**STATED EXERCISE:** Reproduce the listing word for word, leaving every picture behind.

**PROVIDED ENTRIES:**
* * * *
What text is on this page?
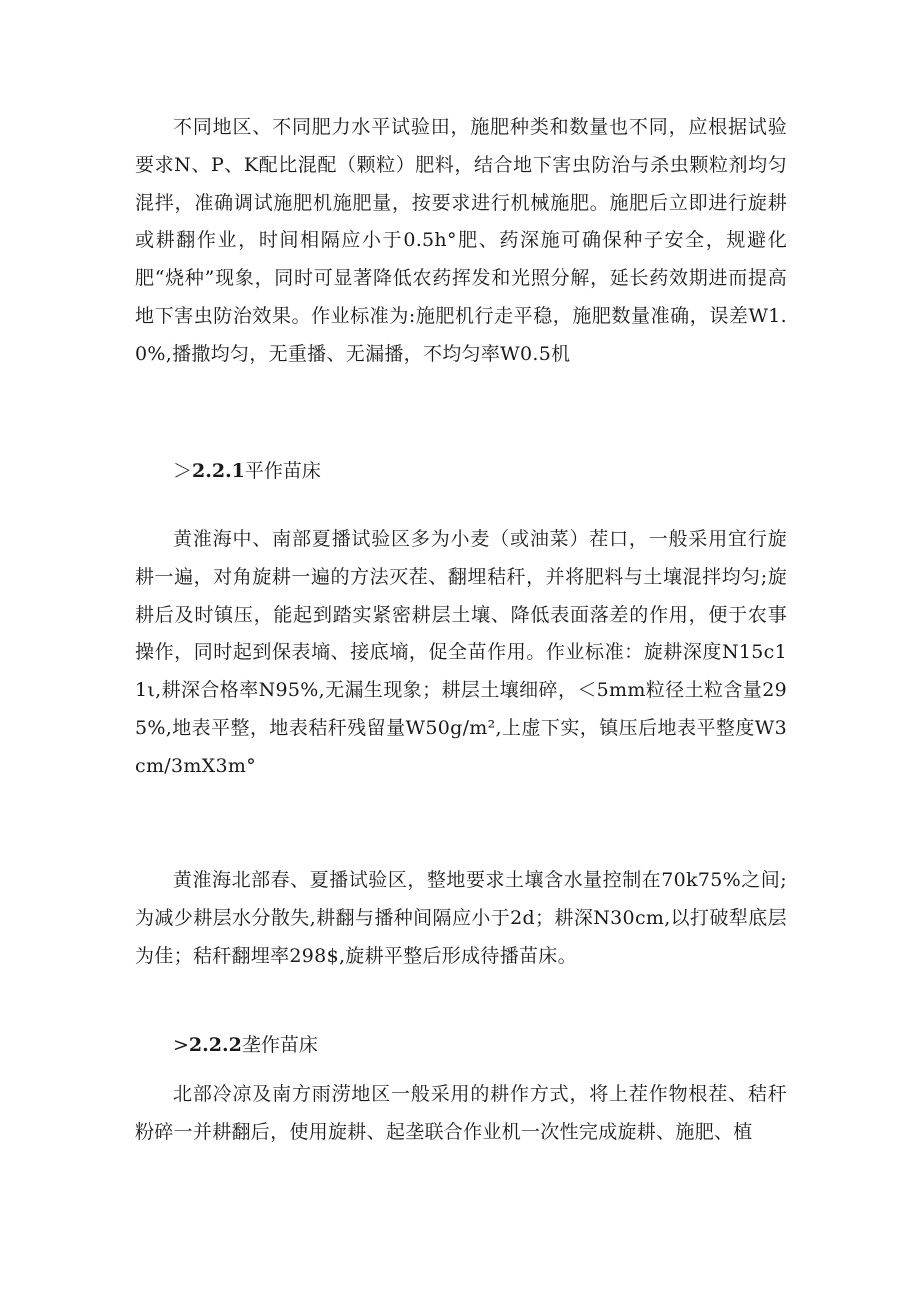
不同地区、不同肥力水平试验田，施肥种类和数量也不同，应根据试验要求N、P、K配比混配（颗粒）肥料，结合地下害虫防治与杀虫颗粒剂均匀混拌，准确调试施肥机施肥量，按要求进行机械施肥。施肥后立即进行旋耕或耕翻作业，时间相隔应小于0.5h°肥、药深施可确保种子安全，规避化肥“烧种”现象，同时可显著降低农药挥发和光照分解，延长药效期进而提高地下害虫防治效果。作业标准为:施肥机行走平稳，施肥数量准确，误差W1.0%,播撒均匀，无重播、无漏播，不均匀率W0.5机

＞2.2.1平作苗床

黄淮海中、南部夏播试验区多为小麦（或油菜）茬口，一般采用宜行旋耕一遍，对角旋耕一遍的方法灭茬、翻埋秸秆，并将肥料与土壤混拌均匀;旋耕后及时镇压，能起到踏实紧密耕层土壤、降低表面落差的作用，便于农事操作，同时起到保表墒、接底墒，促全苗作用。作业标准：旋耕深度N15c11ι,耕深合格率N95%,无漏生现象；耕层土壤细碎，＜5mm粒径土粒含量295%,地表平整，地表秸秆残留量W50g∕m²,上虚下实，镇压后地表平整度W3cm∕3mX3m°

黄淮海北部春、夏播试验区，整地要求土壤含水量控制在70k75%之间;为减少耕层水分散失,耕翻与播种间隔应小于2d；耕深N30cm,以打破犁底层为佳；秸秆翻埋率298$,旋耕平整后形成待播苗床。

>2.2.2垄作苗床

北部冷凉及南方雨涝地区一般采用的耕作方式，将上茬作物根茬、秸秆粉碎一并耕翻后，使用旋耕、起垄联合作业机一次性完成旋耕、施肥、植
* * * *
**EXERCISE RESPONSE:**
What text is on this page?
不同地区、不同肥力水平试验田，施肥种类和数量也不同，应根据试验要求N、P、K配比混配（颗粒）肥料，结合地下害虫防治与杀虫颗粒剂均匀混拌，准确调试施肥机施肥量，按要求进行机械施肥。施肥后立即进行旋耕或耕翻作业，时间相隔应小于0.5h°肥、药深施可确保种子安全，规避化肥“烧种”现象，同时可显著降低农药挥发和光照分解，延长药效期进而提高地下害虫防治效果。作业标准为:施肥机行走平稳，施肥数量准确，误差W1.0%,播撒均匀，无重播、无漏播，不均匀率W0.5机

＞2.2.1平作苗床

黄淮海中、南部夏播试验区多为小麦（或油菜）茬口，一般采用宜行旋耕一遍，对角旋耕一遍的方法灭茬、翻埋秸秆，并将肥料与土壤混拌均匀;旋耕后及时镇压，能起到踏实紧密耕层土壤、降低表面落差的作用，便于农事操作，同时起到保表墒、接底墒，促全苗作用。作业标准：旋耕深度N15c11ι,耕深合格率N95%,无漏生现象；耕层土壤细碎，＜5mm粒径土粒含量295%,地表平整，地表秸秆残留量W50g∕m²,上虚下实，镇压后地表平整度W3cm∕3mX3m°

黄淮海北部春、夏播试验区，整地要求土壤含水量控制在70k75%之间;为减少耕层水分散失,耕翻与播种间隔应小于2d；耕深N30cm,以打破犁底层为佳；秸秆翻埋率298$,旋耕平整后形成待播苗床。

>2.2.2垄作苗床

北部冷凉及南方雨涝地区一般采用的耕作方式，将上茬作物根茬、秸秆粉碎一并耕翻后，使用旋耕、起垄联合作业机一次性完成旋耕、施肥、植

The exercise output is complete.